::: Data provided :::

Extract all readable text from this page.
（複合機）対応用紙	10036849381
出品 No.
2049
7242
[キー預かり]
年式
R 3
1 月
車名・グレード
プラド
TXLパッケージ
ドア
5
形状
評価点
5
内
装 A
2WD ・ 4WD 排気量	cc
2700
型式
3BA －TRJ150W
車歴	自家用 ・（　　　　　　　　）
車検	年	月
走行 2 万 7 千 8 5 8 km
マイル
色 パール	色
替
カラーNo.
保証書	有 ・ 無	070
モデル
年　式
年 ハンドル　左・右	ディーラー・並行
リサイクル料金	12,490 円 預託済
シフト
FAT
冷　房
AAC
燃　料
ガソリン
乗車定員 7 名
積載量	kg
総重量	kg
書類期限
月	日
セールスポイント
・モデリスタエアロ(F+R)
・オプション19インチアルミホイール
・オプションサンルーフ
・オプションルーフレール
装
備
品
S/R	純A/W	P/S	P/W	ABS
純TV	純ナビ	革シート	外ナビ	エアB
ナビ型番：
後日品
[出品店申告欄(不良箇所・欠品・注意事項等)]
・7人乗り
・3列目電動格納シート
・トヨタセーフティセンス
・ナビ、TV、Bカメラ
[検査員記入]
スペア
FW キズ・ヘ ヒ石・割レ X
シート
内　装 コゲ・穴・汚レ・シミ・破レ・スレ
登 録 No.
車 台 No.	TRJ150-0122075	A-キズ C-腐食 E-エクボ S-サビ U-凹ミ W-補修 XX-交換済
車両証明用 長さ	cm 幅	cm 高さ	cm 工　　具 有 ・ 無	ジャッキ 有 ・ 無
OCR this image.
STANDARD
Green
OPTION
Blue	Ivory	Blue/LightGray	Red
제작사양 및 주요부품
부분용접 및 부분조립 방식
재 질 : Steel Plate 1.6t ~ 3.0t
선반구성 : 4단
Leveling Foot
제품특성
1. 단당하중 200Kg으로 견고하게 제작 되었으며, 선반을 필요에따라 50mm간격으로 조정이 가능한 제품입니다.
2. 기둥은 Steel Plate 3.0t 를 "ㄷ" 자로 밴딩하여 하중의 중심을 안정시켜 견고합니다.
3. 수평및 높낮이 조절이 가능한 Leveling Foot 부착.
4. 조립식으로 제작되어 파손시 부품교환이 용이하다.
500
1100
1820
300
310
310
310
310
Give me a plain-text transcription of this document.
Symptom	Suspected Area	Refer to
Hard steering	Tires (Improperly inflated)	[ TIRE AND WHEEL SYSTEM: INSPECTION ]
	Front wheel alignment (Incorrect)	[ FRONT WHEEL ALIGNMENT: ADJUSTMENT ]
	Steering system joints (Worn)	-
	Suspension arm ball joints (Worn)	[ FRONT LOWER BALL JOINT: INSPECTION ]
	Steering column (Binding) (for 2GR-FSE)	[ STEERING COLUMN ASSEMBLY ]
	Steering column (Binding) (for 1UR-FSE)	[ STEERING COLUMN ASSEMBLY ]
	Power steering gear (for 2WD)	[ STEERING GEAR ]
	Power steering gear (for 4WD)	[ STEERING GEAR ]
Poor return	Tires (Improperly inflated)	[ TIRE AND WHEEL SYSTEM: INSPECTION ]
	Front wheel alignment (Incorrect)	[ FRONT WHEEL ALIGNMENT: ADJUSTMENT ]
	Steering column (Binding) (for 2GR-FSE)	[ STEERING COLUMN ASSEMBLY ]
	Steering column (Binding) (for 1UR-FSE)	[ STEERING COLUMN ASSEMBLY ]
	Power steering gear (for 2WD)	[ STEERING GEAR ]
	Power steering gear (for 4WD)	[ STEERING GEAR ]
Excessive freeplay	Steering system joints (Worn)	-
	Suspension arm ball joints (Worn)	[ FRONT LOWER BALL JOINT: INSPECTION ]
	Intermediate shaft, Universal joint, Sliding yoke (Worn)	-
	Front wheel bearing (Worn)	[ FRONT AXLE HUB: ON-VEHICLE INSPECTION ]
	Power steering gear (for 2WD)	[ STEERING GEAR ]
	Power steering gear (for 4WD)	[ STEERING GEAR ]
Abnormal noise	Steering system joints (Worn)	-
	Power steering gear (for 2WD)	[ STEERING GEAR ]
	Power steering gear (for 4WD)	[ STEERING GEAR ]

:::

▸ Problem statement: Give back exactly the lines from the one containing "OCR this image." to the end of the material, both ends included.

▸ The output:
OCR this image.
STANDARD
Green
OPTION
Blue	Ivory	Blue/LightGray	Red
제작사양 및 주요부품
부분용접 및 부분조립 방식
재 질 : Steel Plate 1.6t ~ 3.0t
선반구성 : 4단
Leveling Foot
제품특성
1. 단당하중 200Kg으로 견고하게 제작 되었으며, 선반을 필요에따라 50mm간격으로 조정이 가능한 제품입니다.
2. 기둥은 Steel Plate 3.0t 를 "ㄷ" 자로 밴딩하여 하중의 중심을 안정시켜 견고합니다.
3. 수평및 높낮이 조절이 가능한 Leveling Foot 부착.
4. 조립식으로 제작되어 파손시 부품교환이 용이하다.
500
1100
1820
300
310
310
310
310
Give me a plain-text transcription of this document.
Symptom	Suspected Area	Refer to
Hard steering	Tires (Improperly inflated)	[ TIRE AND WHEEL SYSTEM: INSPECTION ]
	Front wheel alignment (Incorrect)	[ FRONT WHEEL ALIGNMENT: ADJUSTMENT ]
	Steering system joints (Worn)	-
	Suspension arm ball joints (Worn)	[ FRONT LOWER BALL JOINT: INSPECTION ]
	Steering column (Binding) (for 2GR-FSE)	[ STEERING COLUMN ASSEMBLY ]
	Steering column (Binding) (for 1UR-FSE)	[ STEERING COLUMN ASSEMBLY ]
	Power steering gear (for 2WD)	[ STEERING GEAR ]
	Power steering gear (for 4WD)	[ STEERING GEAR ]
Poor return	Tires (Improperly inflated)	[ TIRE AND WHEEL SYSTEM: INSPECTION ]
	Front wheel alignment (Incorrect)	[ FRONT WHEEL ALIGNMENT: ADJUSTMENT ]
	Steering column (Binding) (for 2GR-FSE)	[ STEERING COLUMN ASSEMBLY ]
	Steering column (Binding) (for 1UR-FSE)	[ STEERING COLUMN ASSEMBLY ]
	Power steering gear (for 2WD)	[ STEERING GEAR ]
	Power steering gear (for 4WD)	[ STEERING GEAR ]
Excessive freeplay	Steering system joints (Worn)	-
	Suspension arm ball joints (Worn)	[ FRONT LOWER BALL JOINT: INSPECTION ]
	Intermediate shaft, Universal joint, Sliding yoke (Worn)	-
	Front wheel bearing (Worn)	[ FRONT AXLE HUB: ON-VEHICLE INSPECTION ]
	Power steering gear (for 2WD)	[ STEERING GEAR ]
	Power steering gear (for 4WD)	[ STEERING GEAR ]
Abnormal noise	Steering system joints (Worn)	-
	Power steering gear (for 2WD)	[ STEERING GEAR ]
	Power steering gear (for 4WD)	[ STEERING GEAR ]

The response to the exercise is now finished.